--- Start of SOURCE MATERIAL ---

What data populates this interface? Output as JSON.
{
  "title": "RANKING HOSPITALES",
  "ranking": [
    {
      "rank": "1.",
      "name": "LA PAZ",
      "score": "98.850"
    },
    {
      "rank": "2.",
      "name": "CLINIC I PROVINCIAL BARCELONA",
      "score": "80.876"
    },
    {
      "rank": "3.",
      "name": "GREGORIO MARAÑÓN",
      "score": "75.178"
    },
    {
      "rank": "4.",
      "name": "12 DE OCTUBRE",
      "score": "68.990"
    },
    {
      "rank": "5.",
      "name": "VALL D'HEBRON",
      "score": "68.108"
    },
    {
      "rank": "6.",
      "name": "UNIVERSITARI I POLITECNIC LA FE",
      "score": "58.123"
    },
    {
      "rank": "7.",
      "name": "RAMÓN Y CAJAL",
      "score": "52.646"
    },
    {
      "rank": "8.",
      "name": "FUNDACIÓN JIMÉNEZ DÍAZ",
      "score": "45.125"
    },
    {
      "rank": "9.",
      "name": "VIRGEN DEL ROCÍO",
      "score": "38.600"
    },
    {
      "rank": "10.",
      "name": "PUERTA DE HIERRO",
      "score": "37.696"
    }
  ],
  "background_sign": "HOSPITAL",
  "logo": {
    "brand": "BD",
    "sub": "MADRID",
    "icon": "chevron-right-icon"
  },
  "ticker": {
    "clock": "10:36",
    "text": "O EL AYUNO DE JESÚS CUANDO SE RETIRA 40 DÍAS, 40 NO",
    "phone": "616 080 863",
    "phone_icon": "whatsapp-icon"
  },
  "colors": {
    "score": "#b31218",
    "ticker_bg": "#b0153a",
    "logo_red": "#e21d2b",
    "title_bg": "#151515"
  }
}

--- End of SOURCE MATERIAL ---

| SHORT PROBLEM |
Write out the entire listing exactly.

| TASK SOLUTION |
What data populates this interface? Output as JSON.
{
  "title": "RANKING HOSPITALES",
  "ranking": [
    {
      "rank": "1.",
      "name": "LA PAZ",
      "score": "98.850"
    },
    {
      "rank": "2.",
      "name": "CLINIC I PROVINCIAL BARCELONA",
      "score": "80.876"
    },
    {
      "rank": "3.",
      "name": "GREGORIO MARAÑÓN",
      "score": "75.178"
    },
    {
      "rank": "4.",
      "name": "12 DE OCTUBRE",
      "score": "68.990"
    },
    {
      "rank": "5.",
      "name": "VALL D'HEBRON",
      "score": "68.108"
    },
    {
      "rank": "6.",
      "name": "UNIVERSITARI I POLITECNIC LA FE",
      "score": "58.123"
    },
    {
      "rank": "7.",
      "name": "RAMÓN Y CAJAL",
      "score": "52.646"
    },
    {
      "rank": "8.",
      "name": "FUNDACIÓN JIMÉNEZ DÍAZ",
      "score": "45.125"
    },
    {
      "rank": "9.",
      "name": "VIRGEN DEL ROCÍO",
      "score": "38.600"
    },
    {
      "rank": "10.",
      "name": "PUERTA DE HIERRO",
      "score": "37.696"
    }
  ],
  "background_sign": "HOSPITAL",
  "logo": {
    "brand": "BD",
    "sub": "MADRID",
    "icon": "chevron-right-icon"
  },
  "ticker": {
    "clock": "10:36",
    "text": "O EL AYUNO DE JESÚS CUANDO SE RETIRA 40 DÍAS, 40 NO",
    "phone": "616 080 863",
    "phone_icon": "whatsapp-icon"
  },
  "colors": {
    "score": "#b31218",
    "ticker_bg": "#b0153a",
    "logo_red": "#e21d2b",
    "title_bg": "#151515"
  }
}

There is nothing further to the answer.